Prompt A:
Translate this sentence from the no-touch zones guide into Spanish: "The streamer ensures we never miss removing a mask."
Prompt B:
In the no-touch zones guide, what tape is used to mask zones?
Prompt C:
List every zone that the no-touch zones guide names as needing masking.

Text under study:

Technical Manual · TM-001A
The 14 No-Touch Zones
Visual Reference Guide
Companion to TM-001. One full page per zone — what it looks like, where to find it, what NOT to do, and what to do instead. Print, laminate, and carry on every aircraft job. Photo slots are intentionally blank: RC and Terry will fill in field photos as we encounter each zone in the wild.
ClearFlight Detailing LLC · Revision 1.0 · May 2026
Field workflow — what to do with this guide
- Print & laminate. Each zone is its own page. Print double-sided on heavy stock and laminate the entire deck. One full deck rides in every service vehicle.
- Walk the aircraft with the guide. On every new make/model, before any product or water touches the airframe, walk the perimeter with this guide and locate every zone present on the aircraft. Photograph each zone.
- Mask & flag. For zones that need masking (pitot, static port, AOA vane, antennas if owner-requested), apply 3M 2090 low-tack tape with a 6″ bright streamer. The streamer ensures we never miss removing a mask.
- Field photo capture. Each zone page has a blank photo slot. As we encounter real customer aircraft, RC and Terry photograph that zone in the wild and we slot the photo in. Over the next 6 months we expect to fill all 14 photo slots from real ClearFlight jobs.

Source information:

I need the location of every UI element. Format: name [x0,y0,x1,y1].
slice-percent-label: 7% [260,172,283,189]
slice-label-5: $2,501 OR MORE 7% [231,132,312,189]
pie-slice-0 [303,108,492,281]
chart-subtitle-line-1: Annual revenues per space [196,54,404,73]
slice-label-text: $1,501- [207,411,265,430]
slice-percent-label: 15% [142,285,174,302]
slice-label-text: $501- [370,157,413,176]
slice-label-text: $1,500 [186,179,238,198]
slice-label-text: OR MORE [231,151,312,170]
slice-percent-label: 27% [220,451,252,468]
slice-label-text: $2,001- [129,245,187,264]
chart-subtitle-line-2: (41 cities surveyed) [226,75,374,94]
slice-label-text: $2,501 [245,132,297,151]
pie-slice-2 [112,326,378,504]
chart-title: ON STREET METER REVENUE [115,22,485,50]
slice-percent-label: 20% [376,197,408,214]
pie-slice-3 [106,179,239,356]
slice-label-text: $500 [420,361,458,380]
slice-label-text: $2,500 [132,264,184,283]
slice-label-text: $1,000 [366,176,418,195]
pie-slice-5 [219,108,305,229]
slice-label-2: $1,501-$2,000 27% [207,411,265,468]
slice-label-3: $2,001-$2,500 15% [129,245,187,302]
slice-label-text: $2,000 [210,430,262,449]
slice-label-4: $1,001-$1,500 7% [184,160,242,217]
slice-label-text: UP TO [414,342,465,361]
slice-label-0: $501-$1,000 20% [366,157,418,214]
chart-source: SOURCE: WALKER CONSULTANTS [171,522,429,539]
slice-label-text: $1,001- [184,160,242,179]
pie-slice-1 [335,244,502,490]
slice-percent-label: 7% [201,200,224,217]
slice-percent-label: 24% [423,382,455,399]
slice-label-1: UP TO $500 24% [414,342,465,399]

Output A:
La banderola garantiza que nunca se nos olvide retirar un enmascaramiento.

Output B:
3M 2090 low-tack tape with a 6″ bright streamer.

Output C:
- Pitot
- Static port
- AOA vane
- Antennas (if owner-requested)